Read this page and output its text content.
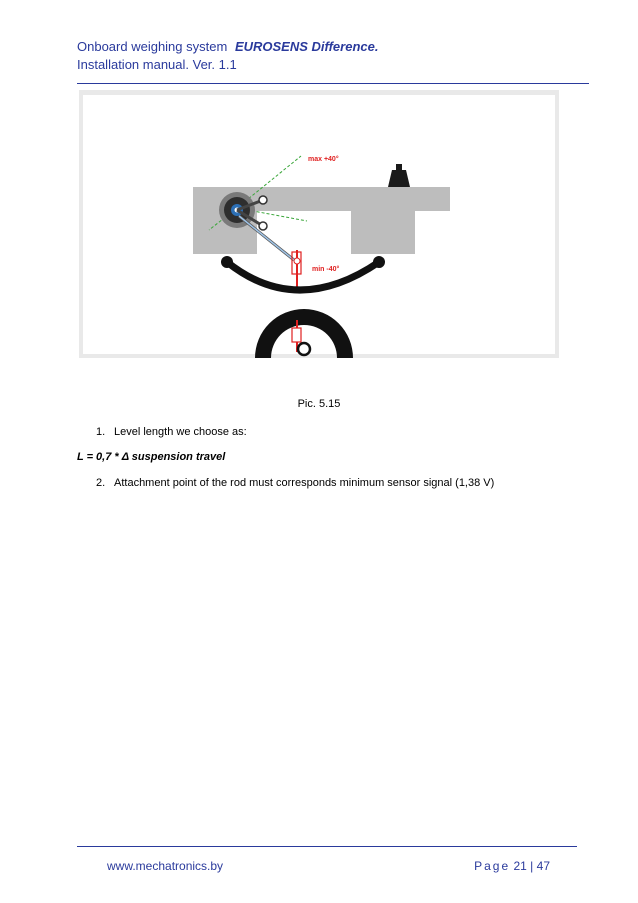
Onboard weighing system EUROSENS Difference.
Installation manual. Ver. 1.1
max +40°
min -40°
Pic. 5.15
1. Level length we choose as:
L = 0,7 * Δ suspension travel
2. Attachment point of the rod must corresponds minimum sensor signal (1,38 V)
www.mechatronics.by	Page 21 | 47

- - - - - - -

Aim of the task: Copy every entry exactly as written. Pictures are excluded.

Completed exercise:
Read this page and output its text content.
Onboard weighing system EUROSENS Difference.
Installation manual. Ver. 1.1
max +40°
min -40°
Pic. 5.15
1. Level length we choose as:
L = 0,7 * Δ suspension travel
2. Attachment point of the rod must corresponds minimum sensor signal (1,38 V)
www.mechatronics.by	Page 21 | 47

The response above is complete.